* _Data for this exercise_:

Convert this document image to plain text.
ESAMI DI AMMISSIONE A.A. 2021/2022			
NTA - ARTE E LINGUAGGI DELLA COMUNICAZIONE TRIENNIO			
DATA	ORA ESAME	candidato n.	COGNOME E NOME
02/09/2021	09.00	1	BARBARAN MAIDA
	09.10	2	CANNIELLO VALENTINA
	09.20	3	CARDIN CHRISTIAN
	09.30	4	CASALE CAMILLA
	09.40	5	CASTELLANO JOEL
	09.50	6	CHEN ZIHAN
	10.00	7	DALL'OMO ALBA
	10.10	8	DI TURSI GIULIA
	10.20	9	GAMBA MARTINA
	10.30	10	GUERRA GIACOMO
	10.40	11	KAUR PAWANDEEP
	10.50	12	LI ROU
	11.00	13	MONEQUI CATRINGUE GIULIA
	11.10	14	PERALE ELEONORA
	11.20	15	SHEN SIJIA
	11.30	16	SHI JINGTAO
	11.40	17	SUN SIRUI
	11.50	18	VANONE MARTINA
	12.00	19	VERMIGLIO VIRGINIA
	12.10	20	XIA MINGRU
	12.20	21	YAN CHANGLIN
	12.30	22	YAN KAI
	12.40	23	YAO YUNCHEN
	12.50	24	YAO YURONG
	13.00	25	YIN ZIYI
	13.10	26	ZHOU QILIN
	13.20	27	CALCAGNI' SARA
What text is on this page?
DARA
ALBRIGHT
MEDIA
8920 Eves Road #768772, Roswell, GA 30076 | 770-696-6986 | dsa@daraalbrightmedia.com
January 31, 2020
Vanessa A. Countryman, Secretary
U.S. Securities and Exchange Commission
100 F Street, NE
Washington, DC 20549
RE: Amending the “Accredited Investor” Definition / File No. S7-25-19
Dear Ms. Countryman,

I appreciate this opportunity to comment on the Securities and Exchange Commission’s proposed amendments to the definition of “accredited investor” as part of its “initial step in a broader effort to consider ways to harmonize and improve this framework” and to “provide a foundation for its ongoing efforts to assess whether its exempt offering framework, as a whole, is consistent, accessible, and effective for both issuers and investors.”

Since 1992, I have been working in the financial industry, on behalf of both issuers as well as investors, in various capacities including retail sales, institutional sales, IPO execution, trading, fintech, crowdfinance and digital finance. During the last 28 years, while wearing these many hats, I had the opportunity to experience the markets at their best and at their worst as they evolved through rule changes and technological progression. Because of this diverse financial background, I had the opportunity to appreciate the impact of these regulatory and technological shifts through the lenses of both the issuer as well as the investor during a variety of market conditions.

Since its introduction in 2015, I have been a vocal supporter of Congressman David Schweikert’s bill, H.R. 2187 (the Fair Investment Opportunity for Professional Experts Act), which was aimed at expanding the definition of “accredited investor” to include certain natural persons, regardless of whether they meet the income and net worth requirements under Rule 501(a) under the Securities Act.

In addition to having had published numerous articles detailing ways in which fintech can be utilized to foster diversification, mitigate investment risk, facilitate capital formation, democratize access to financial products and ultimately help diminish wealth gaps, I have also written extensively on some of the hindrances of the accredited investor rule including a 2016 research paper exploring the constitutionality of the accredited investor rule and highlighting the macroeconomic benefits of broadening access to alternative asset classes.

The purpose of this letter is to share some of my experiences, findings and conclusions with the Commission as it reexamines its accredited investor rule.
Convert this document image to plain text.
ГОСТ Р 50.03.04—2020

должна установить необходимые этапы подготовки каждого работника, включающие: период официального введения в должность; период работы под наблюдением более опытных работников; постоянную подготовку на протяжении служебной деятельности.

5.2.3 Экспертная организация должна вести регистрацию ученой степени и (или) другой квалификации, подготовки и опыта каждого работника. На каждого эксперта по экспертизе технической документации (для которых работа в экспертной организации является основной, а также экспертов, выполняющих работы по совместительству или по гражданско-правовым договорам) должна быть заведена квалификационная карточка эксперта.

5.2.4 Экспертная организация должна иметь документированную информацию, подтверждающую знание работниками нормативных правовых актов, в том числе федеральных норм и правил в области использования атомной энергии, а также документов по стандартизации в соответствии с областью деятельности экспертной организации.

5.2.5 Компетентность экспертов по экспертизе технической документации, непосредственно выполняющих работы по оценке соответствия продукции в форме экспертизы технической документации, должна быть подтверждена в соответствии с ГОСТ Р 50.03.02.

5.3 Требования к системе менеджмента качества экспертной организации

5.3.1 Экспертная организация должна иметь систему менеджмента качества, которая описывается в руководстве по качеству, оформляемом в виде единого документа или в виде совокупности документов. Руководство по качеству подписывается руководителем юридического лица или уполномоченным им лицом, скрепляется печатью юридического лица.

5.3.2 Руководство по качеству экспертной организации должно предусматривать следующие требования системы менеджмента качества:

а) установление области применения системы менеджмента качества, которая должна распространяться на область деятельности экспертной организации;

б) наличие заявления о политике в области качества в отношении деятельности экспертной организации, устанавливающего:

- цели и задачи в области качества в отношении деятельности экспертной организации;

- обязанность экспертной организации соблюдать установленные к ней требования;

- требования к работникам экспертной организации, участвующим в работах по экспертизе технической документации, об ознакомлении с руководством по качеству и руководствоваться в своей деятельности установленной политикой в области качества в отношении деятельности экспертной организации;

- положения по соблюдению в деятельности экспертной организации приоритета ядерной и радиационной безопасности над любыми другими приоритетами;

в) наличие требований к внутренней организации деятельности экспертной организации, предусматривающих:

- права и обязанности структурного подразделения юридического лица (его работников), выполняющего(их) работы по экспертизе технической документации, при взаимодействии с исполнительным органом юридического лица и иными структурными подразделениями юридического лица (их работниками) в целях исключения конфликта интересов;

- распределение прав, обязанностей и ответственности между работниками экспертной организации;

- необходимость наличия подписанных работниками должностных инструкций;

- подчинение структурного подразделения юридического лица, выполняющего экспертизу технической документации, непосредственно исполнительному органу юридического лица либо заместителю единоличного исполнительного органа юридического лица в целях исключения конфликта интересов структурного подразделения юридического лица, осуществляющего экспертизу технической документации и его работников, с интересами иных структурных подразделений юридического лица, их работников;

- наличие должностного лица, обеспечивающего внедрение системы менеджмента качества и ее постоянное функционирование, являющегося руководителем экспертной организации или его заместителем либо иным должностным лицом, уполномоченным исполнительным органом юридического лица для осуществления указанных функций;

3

* _Instructions for the task_: Recopy the whole listing exactly.

* _Answer below_:
Convert this document image to plain text.
ESAMI DI AMMISSIONE A.A. 2021/2022			
NTA - ARTE E LINGUAGGI DELLA COMUNICAZIONE TRIENNIO			
DATA	ORA ESAME	candidato n.	COGNOME E NOME
02/09/2021	09.00	1	BARBARAN MAIDA
	09.10	2	CANNIELLO VALENTINA
	09.20	3	CARDIN CHRISTIAN
	09.30	4	CASALE CAMILLA
	09.40	5	CASTELLANO JOEL
	09.50	6	CHEN ZIHAN
	10.00	7	DALL'OMO ALBA
	10.10	8	DI TURSI GIULIA
	10.20	9	GAMBA MARTINA
	10.30	10	GUERRA GIACOMO
	10.40	11	KAUR PAWANDEEP
	10.50	12	LI ROU
	11.00	13	MONEQUI CATRINGUE GIULIA
	11.10	14	PERALE ELEONORA
	11.20	15	SHEN SIJIA
	11.30	16	SHI JINGTAO
	11.40	17	SUN SIRUI
	11.50	18	VANONE MARTINA
	12.00	19	VERMIGLIO VIRGINIA
	12.10	20	XIA MINGRU
	12.20	21	YAN CHANGLIN
	12.30	22	YAN KAI
	12.40	23	YAO YUNCHEN
	12.50	24	YAO YURONG
	13.00	25	YIN ZIYI
	13.10	26	ZHOU QILIN
	13.20	27	CALCAGNI' SARA
What text is on this page?
DARA
ALBRIGHT
MEDIA
8920 Eves Road #768772, Roswell, GA 30076 | 770-696-6986 | dsa@daraalbrightmedia.com
January 31, 2020
Vanessa A. Countryman, Secretary
U.S. Securities and Exchange Commission
100 F Street, NE
Washington, DC 20549
RE: Amending the “Accredited Investor” Definition / File No. S7-25-19
Dear Ms. Countryman,

I appreciate this opportunity to comment on the Securities and Exchange Commission’s proposed amendments to the definition of “accredited investor” as part of its “initial step in a broader effort to consider ways to harmonize and improve this framework” and to “provide a foundation for its ongoing efforts to assess whether its exempt offering framework, as a whole, is consistent, accessible, and effective for both issuers and investors.”

Since 1992, I have been working in the financial industry, on behalf of both issuers as well as investors, in various capacities including retail sales, institutional sales, IPO execution, trading, fintech, crowdfinance and digital finance. During the last 28 years, while wearing these many hats, I had the opportunity to experience the markets at their best and at their worst as they evolved through rule changes and technological progression. Because of this diverse financial background, I had the opportunity to appreciate the impact of these regulatory and technological shifts through the lenses of both the issuer as well as the investor during a variety of market conditions.

Since its introduction in 2015, I have been a vocal supporter of Congressman David Schweikert’s bill, H.R. 2187 (the Fair Investment Opportunity for Professional Experts Act), which was aimed at expanding the definition of “accredited investor” to include certain natural persons, regardless of whether they meet the income and net worth requirements under Rule 501(a) under the Securities Act.

In addition to having had published numerous articles detailing ways in which fintech can be utilized to foster diversification, mitigate investment risk, facilitate capital formation, democratize access to financial products and ultimately help diminish wealth gaps, I have also written extensively on some of the hindrances of the accredited investor rule including a 2016 research paper exploring the constitutionality of the accredited investor rule and highlighting the macroeconomic benefits of broadening access to alternative asset classes.

The purpose of this letter is to share some of my experiences, findings and conclusions with the Commission as it reexamines its accredited investor rule.
Convert this document image to plain text.
ГОСТ Р 50.03.04—2020

должна установить необходимые этапы подготовки каждого работника, включающие: период официального введения в должность; период работы под наблюдением более опытных работников; постоянную подготовку на протяжении служебной деятельности.

5.2.3 Экспертная организация должна вести регистрацию ученой степени и (или) другой квалификации, подготовки и опыта каждого работника. На каждого эксперта по экспертизе технической документации (для которых работа в экспертной организации является основной, а также экспертов, выполняющих работы по совместительству или по гражданско-правовым договорам) должна быть заведена квалификационная карточка эксперта.

5.2.4 Экспертная организация должна иметь документированную информацию, подтверждающую знание работниками нормативных правовых актов, в том числе федеральных норм и правил в области использования атомной энергии, а также документов по стандартизации в соответствии с областью деятельности экспертной организации.

5.2.5 Компетентность экспертов по экспертизе технической документации, непосредственно выполняющих работы по оценке соответствия продукции в форме экспертизы технической документации, должна быть подтверждена в соответствии с ГОСТ Р 50.03.02.

5.3 Требования к системе менеджмента качества экспертной организации

5.3.1 Экспертная организация должна иметь систему менеджмента качества, которая описывается в руководстве по качеству, оформляемом в виде единого документа или в виде совокупности документов. Руководство по качеству подписывается руководителем юридического лица или уполномоченным им лицом, скрепляется печатью юридического лица.

5.3.2 Руководство по качеству экспертной организации должно предусматривать следующие требования системы менеджмента качества:

а) установление области применения системы менеджмента качества, которая должна распространяться на область деятельности экспертной организации;

б) наличие заявления о политике в области качества в отношении деятельности экспертной организации, устанавливающего:

- цели и задачи в области качества в отношении деятельности экспертной организации;

- обязанность экспертной организации соблюдать установленные к ней требования;

- требования к работникам экспертной организации, участвующим в работах по экспертизе технической документации, об ознакомлении с руководством по качеству и руководствоваться в своей деятельности установленной политикой в области качества в отношении деятельности экспертной организации;

- положения по соблюдению в деятельности экспертной организации приоритета ядерной и радиационной безопасности над любыми другими приоритетами;

в) наличие требований к внутренней организации деятельности экспертной организации, предусматривающих:

- права и обязанности структурного подразделения юридического лица (его работников), выполняющего(их) работы по экспертизе технической документации, при взаимодействии с исполнительным органом юридического лица и иными структурными подразделениями юридического лица (их работниками) в целях исключения конфликта интересов;

- распределение прав, обязанностей и ответственности между работниками экспертной организации;

- необходимость наличия подписанных работниками должностных инструкций;

- подчинение структурного подразделения юридического лица, выполняющего экспертизу технической документации, непосредственно исполнительному органу юридического лица либо заместителю единоличного исполнительного органа юридического лица в целях исключения конфликта интересов структурного подразделения юридического лица, осуществляющего экспертизу технической документации и его работников, с интересами иных структурных подразделений юридического лица, их работников;

- наличие должностного лица, обеспечивающего внедрение системы менеджмента качества и ее постоянное функционирование, являющегося руководителем экспертной организации или его заместителем либо иным должностным лицом, уполномоченным исполнительным органом юридического лица для осуществления указанных функций;

3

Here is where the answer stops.